§ The exercise
Take the listing and print it in full, exactly as given.

§ Dataset

= = = = = = =

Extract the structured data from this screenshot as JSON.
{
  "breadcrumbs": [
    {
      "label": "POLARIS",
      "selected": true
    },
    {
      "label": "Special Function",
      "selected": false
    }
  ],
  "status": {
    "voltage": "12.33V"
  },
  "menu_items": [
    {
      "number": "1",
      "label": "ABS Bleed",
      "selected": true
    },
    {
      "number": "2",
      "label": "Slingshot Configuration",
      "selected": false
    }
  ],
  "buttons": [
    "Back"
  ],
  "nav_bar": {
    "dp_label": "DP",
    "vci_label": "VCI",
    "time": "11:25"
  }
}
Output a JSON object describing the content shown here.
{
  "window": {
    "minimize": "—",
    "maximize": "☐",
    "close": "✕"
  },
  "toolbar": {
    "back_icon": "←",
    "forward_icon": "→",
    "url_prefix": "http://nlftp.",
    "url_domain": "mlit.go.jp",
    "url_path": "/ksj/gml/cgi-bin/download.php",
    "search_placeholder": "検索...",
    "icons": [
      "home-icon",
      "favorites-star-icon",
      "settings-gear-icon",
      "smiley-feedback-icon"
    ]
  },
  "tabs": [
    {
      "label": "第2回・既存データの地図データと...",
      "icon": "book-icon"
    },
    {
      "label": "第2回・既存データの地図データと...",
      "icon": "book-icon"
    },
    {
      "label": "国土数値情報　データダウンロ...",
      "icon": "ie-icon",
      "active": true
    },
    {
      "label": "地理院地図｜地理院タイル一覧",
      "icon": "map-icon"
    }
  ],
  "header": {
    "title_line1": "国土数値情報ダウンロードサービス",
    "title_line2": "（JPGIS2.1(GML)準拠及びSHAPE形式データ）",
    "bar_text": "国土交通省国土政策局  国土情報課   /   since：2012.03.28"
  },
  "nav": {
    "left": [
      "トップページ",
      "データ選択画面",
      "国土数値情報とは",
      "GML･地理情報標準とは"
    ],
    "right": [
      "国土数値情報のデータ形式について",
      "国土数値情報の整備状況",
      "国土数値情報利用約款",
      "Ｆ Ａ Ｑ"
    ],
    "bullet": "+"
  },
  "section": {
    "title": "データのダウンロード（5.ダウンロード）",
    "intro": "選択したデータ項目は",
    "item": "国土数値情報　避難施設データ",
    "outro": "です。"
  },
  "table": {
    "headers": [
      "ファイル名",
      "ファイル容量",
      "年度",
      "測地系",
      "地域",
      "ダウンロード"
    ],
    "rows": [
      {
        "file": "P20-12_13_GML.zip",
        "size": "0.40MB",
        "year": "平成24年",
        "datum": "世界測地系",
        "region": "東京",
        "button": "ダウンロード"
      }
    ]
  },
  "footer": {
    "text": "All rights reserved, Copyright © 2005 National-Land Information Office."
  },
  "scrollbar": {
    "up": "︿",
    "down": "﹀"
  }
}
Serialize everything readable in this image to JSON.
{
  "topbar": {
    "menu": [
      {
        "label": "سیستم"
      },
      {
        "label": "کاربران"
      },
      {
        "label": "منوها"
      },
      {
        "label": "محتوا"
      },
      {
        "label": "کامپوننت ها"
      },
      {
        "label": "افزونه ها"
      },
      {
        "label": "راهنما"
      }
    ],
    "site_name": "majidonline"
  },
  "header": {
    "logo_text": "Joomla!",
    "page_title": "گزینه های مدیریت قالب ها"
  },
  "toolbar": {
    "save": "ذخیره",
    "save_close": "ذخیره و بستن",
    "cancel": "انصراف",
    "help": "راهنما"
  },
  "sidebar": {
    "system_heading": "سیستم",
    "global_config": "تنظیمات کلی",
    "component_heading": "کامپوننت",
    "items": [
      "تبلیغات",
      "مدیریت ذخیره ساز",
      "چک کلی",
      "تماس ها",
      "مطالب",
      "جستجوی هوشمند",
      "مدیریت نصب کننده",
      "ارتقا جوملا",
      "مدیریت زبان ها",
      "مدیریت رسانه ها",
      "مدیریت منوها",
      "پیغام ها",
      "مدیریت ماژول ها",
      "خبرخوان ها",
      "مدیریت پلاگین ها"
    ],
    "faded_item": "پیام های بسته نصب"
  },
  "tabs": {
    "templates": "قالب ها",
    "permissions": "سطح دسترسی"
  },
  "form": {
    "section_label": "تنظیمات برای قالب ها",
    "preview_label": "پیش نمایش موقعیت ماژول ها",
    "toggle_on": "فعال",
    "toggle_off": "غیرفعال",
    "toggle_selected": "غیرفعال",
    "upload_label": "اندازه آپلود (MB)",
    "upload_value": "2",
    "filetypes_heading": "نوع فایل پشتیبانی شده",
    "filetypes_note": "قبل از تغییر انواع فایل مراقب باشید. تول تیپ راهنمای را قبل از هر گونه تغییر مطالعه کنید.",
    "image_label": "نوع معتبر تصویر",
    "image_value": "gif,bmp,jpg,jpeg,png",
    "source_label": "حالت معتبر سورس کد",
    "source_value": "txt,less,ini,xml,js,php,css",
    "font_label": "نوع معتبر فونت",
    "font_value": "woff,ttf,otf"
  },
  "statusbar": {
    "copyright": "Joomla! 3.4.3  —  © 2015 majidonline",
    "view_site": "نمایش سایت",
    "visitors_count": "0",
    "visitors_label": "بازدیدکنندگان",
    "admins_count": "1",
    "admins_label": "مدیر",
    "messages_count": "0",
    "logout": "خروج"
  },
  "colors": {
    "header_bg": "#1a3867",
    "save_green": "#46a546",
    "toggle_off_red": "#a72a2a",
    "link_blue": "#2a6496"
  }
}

= = = = = = =

§ Task solution
Extract the structured data from this screenshot as JSON.
{
  "breadcrumbs": [
    {
      "label": "POLARIS",
      "selected": true
    },
    {
      "label": "Special Function",
      "selected": false
    }
  ],
  "status": {
    "voltage": "12.33V"
  },
  "menu_items": [
    {
      "number": "1",
      "label": "ABS Bleed",
      "selected": true
    },
    {
      "number": "2",
      "label": "Slingshot Configuration",
      "selected": false
    }
  ],
  "buttons": [
    "Back"
  ],
  "nav_bar": {
    "dp_label": "DP",
    "vci_label": "VCI",
    "time": "11:25"
  }
}
Output a JSON object describing the content shown here.
{
  "window": {
    "minimize": "—",
    "maximize": "☐",
    "close": "✕"
  },
  "toolbar": {
    "back_icon": "←",
    "forward_icon": "→",
    "url_prefix": "http://nlftp.",
    "url_domain": "mlit.go.jp",
    "url_path": "/ksj/gml/cgi-bin/download.php",
    "search_placeholder": "検索...",
    "icons": [
      "home-icon",
      "favorites-star-icon",
      "settings-gear-icon",
      "smiley-feedback-icon"
    ]
  },
  "tabs": [
    {
      "label": "第2回・既存データの地図データと...",
      "icon": "book-icon"
    },
    {
      "label": "第2回・既存データの地図データと...",
      "icon": "book-icon"
    },
    {
      "label": "国土数値情報　データダウンロ...",
      "icon": "ie-icon",
      "active": true
    },
    {
      "label": "地理院地図｜地理院タイル一覧",
      "icon": "map-icon"
    }
  ],
  "header": {
    "title_line1": "国土数値情報ダウンロードサービス",
    "title_line2": "（JPGIS2.1(GML)準拠及びSHAPE形式データ）",
    "bar_text": "国土交通省国土政策局  国土情報課   /   since：2012.03.28"
  },
  "nav": {
    "left": [
      "トップページ",
      "データ選択画面",
      "国土数値情報とは",
      "GML･地理情報標準とは"
    ],
    "right": [
      "国土数値情報のデータ形式について",
      "国土数値情報の整備状況",
      "国土数値情報利用約款",
      "Ｆ Ａ Ｑ"
    ],
    "bullet": "+"
  },
  "section": {
    "title": "データのダウンロード（5.ダウンロード）",
    "intro": "選択したデータ項目は",
    "item": "国土数値情報　避難施設データ",
    "outro": "です。"
  },
  "table": {
    "headers": [
      "ファイル名",
      "ファイル容量",
      "年度",
      "測地系",
      "地域",
      "ダウンロード"
    ],
    "rows": [
      {
        "file": "P20-12_13_GML.zip",
        "size": "0.40MB",
        "year": "平成24年",
        "datum": "世界測地系",
        "region": "東京",
        "button": "ダウンロード"
      }
    ]
  },
  "footer": {
    "text": "All rights reserved, Copyright © 2005 National-Land Information Office."
  },
  "scrollbar": {
    "up": "︿",
    "down": "﹀"
  }
}
Serialize everything readable in this image to JSON.
{
  "topbar": {
    "menu": [
      {
        "label": "سیستم"
      },
      {
        "label": "کاربران"
      },
      {
        "label": "منوها"
      },
      {
        "label": "محتوا"
      },
      {
        "label": "کامپوننت ها"
      },
      {
        "label": "افزونه ها"
      },
      {
        "label": "راهنما"
      }
    ],
    "site_name": "majidonline"
  },
  "header": {
    "logo_text": "Joomla!",
    "page_title": "گزینه های مدیریت قالب ها"
  },
  "toolbar": {
    "save": "ذخیره",
    "save_close": "ذخیره و بستن",
    "cancel": "انصراف",
    "help": "راهنما"
  },
  "sidebar": {
    "system_heading": "سیستم",
    "global_config": "تنظیمات کلی",
    "component_heading": "کامپوننت",
    "items": [
      "تبلیغات",
      "مدیریت ذخیره ساز",
      "چک کلی",
      "تماس ها",
      "مطالب",
      "جستجوی هوشمند",
      "مدیریت نصب کننده",
      "ارتقا جوملا",
      "مدیریت زبان ها",
      "مدیریت رسانه ها",
      "مدیریت منوها",
      "پیغام ها",
      "مدیریت ماژول ها",
      "خبرخوان ها",
      "مدیریت پلاگین ها"
    ],
    "faded_item": "پیام های بسته نصب"
  },
  "tabs": {
    "templates": "قالب ها",
    "permissions": "سطح دسترسی"
  },
  "form": {
    "section_label": "تنظیمات برای قالب ها",
    "preview_label": "پیش نمایش موقعیت ماژول ها",
    "toggle_on": "فعال",
    "toggle_off": "غیرفعال",
    "toggle_selected": "غیرفعال",
    "upload_label": "اندازه آپلود (MB)",
    "upload_value": "2",
    "filetypes_heading": "نوع فایل پشتیبانی شده",
    "filetypes_note": "قبل از تغییر انواع فایل مراقب باشید. تول تیپ راهنمای را قبل از هر گونه تغییر مطالعه کنید.",
    "image_label": "نوع معتبر تصویر",
    "image_value": "gif,bmp,jpg,jpeg,png",
    "source_label": "حالت معتبر سورس کد",
    "source_value": "txt,less,ini,xml,js,php,css",
    "font_label": "نوع معتبر فونت",
    "font_value": "woff,ttf,otf"
  },
  "statusbar": {
    "copyright": "Joomla! 3.4.3  —  © 2015 majidonline",
    "view_site": "نمایش سایت",
    "visitors_count": "0",
    "visitors_label": "بازدیدکنندگان",
    "admins_count": "1",
    "admins_label": "مدیر",
    "messages_count": "0",
    "logout": "خروج"
  },
  "colors": {
    "header_bg": "#1a3867",
    "save_green": "#46a546",
    "toggle_off_red": "#a72a2a",
    "link_blue": "#2a6496"
  }
}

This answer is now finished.